▶ _Given exercise_
Set down each line of the data below exactly as it stands, dropping the pictures.

Saved entries
------------------------------------
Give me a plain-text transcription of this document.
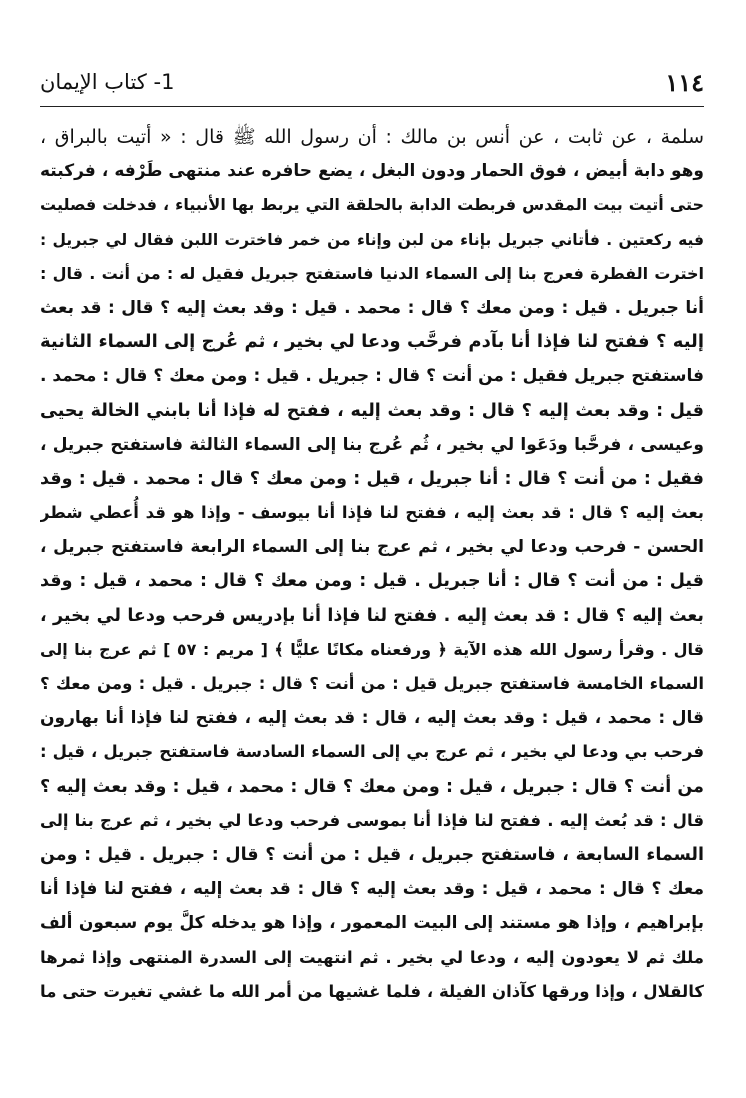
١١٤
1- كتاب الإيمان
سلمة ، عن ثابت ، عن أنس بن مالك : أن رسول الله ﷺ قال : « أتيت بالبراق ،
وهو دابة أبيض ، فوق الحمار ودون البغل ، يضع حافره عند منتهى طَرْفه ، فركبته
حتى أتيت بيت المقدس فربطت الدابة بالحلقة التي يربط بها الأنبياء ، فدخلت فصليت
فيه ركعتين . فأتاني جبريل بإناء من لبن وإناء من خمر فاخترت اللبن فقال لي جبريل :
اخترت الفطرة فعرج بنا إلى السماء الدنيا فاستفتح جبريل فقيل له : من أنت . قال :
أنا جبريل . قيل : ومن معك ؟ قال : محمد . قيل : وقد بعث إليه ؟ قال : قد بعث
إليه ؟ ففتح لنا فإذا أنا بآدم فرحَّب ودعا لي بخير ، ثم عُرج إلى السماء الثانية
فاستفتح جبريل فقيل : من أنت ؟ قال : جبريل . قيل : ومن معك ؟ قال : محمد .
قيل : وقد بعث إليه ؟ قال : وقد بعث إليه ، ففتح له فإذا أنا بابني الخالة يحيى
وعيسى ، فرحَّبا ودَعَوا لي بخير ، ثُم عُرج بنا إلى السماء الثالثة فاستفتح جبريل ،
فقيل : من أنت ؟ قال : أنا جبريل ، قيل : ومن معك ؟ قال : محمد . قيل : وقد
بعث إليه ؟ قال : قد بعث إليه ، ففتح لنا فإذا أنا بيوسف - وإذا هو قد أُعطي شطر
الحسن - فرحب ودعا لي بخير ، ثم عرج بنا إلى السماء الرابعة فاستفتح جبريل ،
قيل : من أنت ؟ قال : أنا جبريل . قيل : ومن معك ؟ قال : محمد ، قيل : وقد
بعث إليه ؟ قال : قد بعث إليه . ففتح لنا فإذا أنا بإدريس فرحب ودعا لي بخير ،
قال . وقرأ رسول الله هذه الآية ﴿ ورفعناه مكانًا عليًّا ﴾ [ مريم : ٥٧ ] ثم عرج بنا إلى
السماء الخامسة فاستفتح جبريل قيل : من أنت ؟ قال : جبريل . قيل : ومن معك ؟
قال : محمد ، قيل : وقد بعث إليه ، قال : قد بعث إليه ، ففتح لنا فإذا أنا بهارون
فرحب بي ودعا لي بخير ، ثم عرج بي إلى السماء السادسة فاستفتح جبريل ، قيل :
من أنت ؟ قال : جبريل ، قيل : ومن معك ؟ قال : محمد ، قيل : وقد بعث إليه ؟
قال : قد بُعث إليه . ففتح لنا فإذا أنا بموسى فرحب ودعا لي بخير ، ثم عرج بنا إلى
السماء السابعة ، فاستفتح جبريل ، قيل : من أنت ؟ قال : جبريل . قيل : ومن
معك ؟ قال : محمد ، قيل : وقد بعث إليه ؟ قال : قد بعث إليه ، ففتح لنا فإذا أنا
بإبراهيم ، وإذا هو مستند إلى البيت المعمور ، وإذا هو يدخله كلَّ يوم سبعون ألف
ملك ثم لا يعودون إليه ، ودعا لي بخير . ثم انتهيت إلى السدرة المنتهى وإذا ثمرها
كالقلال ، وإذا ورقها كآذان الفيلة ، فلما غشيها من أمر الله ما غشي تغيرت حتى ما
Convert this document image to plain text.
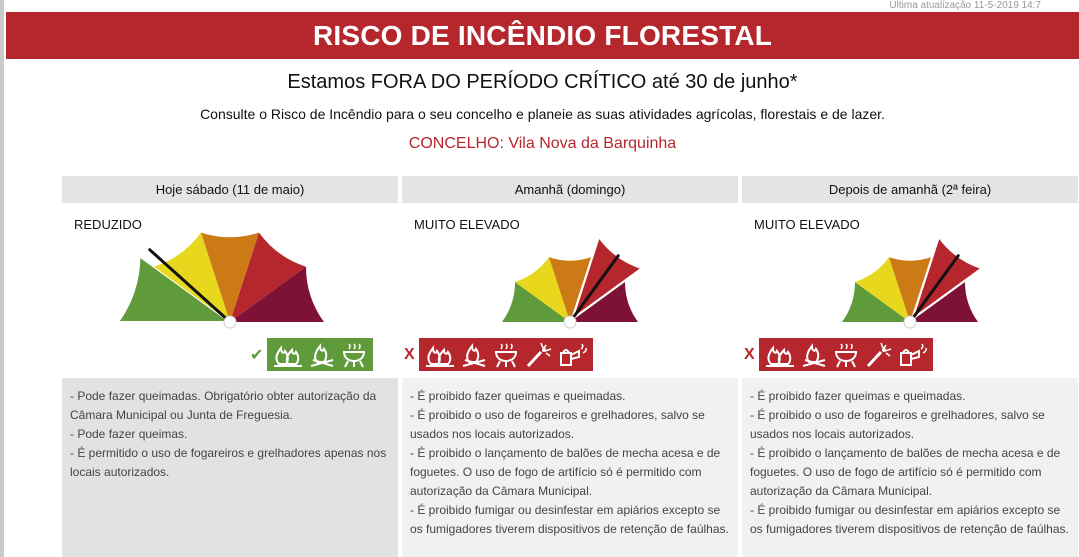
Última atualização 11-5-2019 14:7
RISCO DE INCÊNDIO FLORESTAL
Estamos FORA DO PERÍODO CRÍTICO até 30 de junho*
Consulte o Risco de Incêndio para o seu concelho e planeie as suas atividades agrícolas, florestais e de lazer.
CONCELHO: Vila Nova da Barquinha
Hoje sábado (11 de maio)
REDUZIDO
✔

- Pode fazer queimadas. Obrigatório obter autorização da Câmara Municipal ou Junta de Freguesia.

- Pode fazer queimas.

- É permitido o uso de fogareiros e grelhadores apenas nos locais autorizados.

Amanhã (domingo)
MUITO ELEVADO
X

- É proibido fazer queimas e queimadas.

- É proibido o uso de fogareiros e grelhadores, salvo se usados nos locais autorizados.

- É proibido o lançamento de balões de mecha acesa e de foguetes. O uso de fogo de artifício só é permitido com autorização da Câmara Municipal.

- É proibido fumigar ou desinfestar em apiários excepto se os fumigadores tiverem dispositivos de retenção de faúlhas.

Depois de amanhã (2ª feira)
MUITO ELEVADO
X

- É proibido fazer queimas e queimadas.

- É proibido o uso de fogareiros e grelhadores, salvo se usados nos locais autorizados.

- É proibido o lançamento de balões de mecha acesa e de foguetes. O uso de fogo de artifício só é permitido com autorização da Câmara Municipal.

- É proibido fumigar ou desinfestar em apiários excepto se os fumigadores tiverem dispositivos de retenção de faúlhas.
------------------------------------
▶ _Worked solution_
Give me a plain-text transcription of this document.
١١٤
1- كتاب الإيمان
سلمة ، عن ثابت ، عن أنس بن مالك : أن رسول الله ﷺ قال : « أتيت بالبراق ،
وهو دابة أبيض ، فوق الحمار ودون البغل ، يضع حافره عند منتهى طَرْفه ، فركبته
حتى أتيت بيت المقدس فربطت الدابة بالحلقة التي يربط بها الأنبياء ، فدخلت فصليت
فيه ركعتين . فأتاني جبريل بإناء من لبن وإناء من خمر فاخترت اللبن فقال لي جبريل :
اخترت الفطرة فعرج بنا إلى السماء الدنيا فاستفتح جبريل فقيل له : من أنت . قال :
أنا جبريل . قيل : ومن معك ؟ قال : محمد . قيل : وقد بعث إليه ؟ قال : قد بعث
إليه ؟ ففتح لنا فإذا أنا بآدم فرحَّب ودعا لي بخير ، ثم عُرج إلى السماء الثانية
فاستفتح جبريل فقيل : من أنت ؟ قال : جبريل . قيل : ومن معك ؟ قال : محمد .
قيل : وقد بعث إليه ؟ قال : وقد بعث إليه ، ففتح له فإذا أنا بابني الخالة يحيى
وعيسى ، فرحَّبا ودَعَوا لي بخير ، ثُم عُرج بنا إلى السماء الثالثة فاستفتح جبريل ،
فقيل : من أنت ؟ قال : أنا جبريل ، قيل : ومن معك ؟ قال : محمد . قيل : وقد
بعث إليه ؟ قال : قد بعث إليه ، ففتح لنا فإذا أنا بيوسف - وإذا هو قد أُعطي شطر
الحسن - فرحب ودعا لي بخير ، ثم عرج بنا إلى السماء الرابعة فاستفتح جبريل ،
قيل : من أنت ؟ قال : أنا جبريل . قيل : ومن معك ؟ قال : محمد ، قيل : وقد
بعث إليه ؟ قال : قد بعث إليه . ففتح لنا فإذا أنا بإدريس فرحب ودعا لي بخير ،
قال . وقرأ رسول الله هذه الآية ﴿ ورفعناه مكانًا عليًّا ﴾ [ مريم : ٥٧ ] ثم عرج بنا إلى
السماء الخامسة فاستفتح جبريل قيل : من أنت ؟ قال : جبريل . قيل : ومن معك ؟
قال : محمد ، قيل : وقد بعث إليه ، قال : قد بعث إليه ، ففتح لنا فإذا أنا بهارون
فرحب بي ودعا لي بخير ، ثم عرج بي إلى السماء السادسة فاستفتح جبريل ، قيل :
من أنت ؟ قال : جبريل ، قيل : ومن معك ؟ قال : محمد ، قيل : وقد بعث إليه ؟
قال : قد بُعث إليه . ففتح لنا فإذا أنا بموسى فرحب ودعا لي بخير ، ثم عرج بنا إلى
السماء السابعة ، فاستفتح جبريل ، قيل : من أنت ؟ قال : جبريل . قيل : ومن
معك ؟ قال : محمد ، قيل : وقد بعث إليه ؟ قال : قد بعث إليه ، ففتح لنا فإذا أنا
بإبراهيم ، وإذا هو مستند إلى البيت المعمور ، وإذا هو يدخله كلَّ يوم سبعون ألف
ملك ثم لا يعودون إليه ، ودعا لي بخير . ثم انتهيت إلى السدرة المنتهى وإذا ثمرها
كالقلال ، وإذا ورقها كآذان الفيلة ، فلما غشيها من أمر الله ما غشي تغيرت حتى ما
Convert this document image to plain text.
Última atualização 11-5-2019 14:7
RISCO DE INCÊNDIO FLORESTAL
Estamos FORA DO PERÍODO CRÍTICO até 30 de junho*
Consulte o Risco de Incêndio para o seu concelho e planeie as suas atividades agrícolas, florestais e de lazer.
CONCELHO: Vila Nova da Barquinha
Hoje sábado (11 de maio)
REDUZIDO
✔

- Pode fazer queimadas. Obrigatório obter autorização da Câmara Municipal ou Junta de Freguesia.

- Pode fazer queimas.

- É permitido o uso de fogareiros e grelhadores apenas nos locais autorizados.

Amanhã (domingo)
MUITO ELEVADO
X

- É proibido fazer queimas e queimadas.

- É proibido o uso de fogareiros e grelhadores, salvo se usados nos locais autorizados.

- É proibido o lançamento de balões de mecha acesa e de foguetes. O uso de fogo de artifício só é permitido com autorização da Câmara Municipal.

- É proibido fumigar ou desinfestar em apiários excepto se os fumigadores tiverem dispositivos de retenção de faúlhas.

Depois de amanhã (2ª feira)
MUITO ELEVADO
X

- É proibido fazer queimas e queimadas.

- É proibido o uso de fogareiros e grelhadores, salvo se usados nos locais autorizados.

- É proibido o lançamento de balões de mecha acesa e de foguetes. O uso de fogo de artifício só é permitido com autorização da Câmara Municipal.

- É proibido fumigar ou desinfestar em apiários excepto se os fumigadores tiverem dispositivos de retenção de faúlhas.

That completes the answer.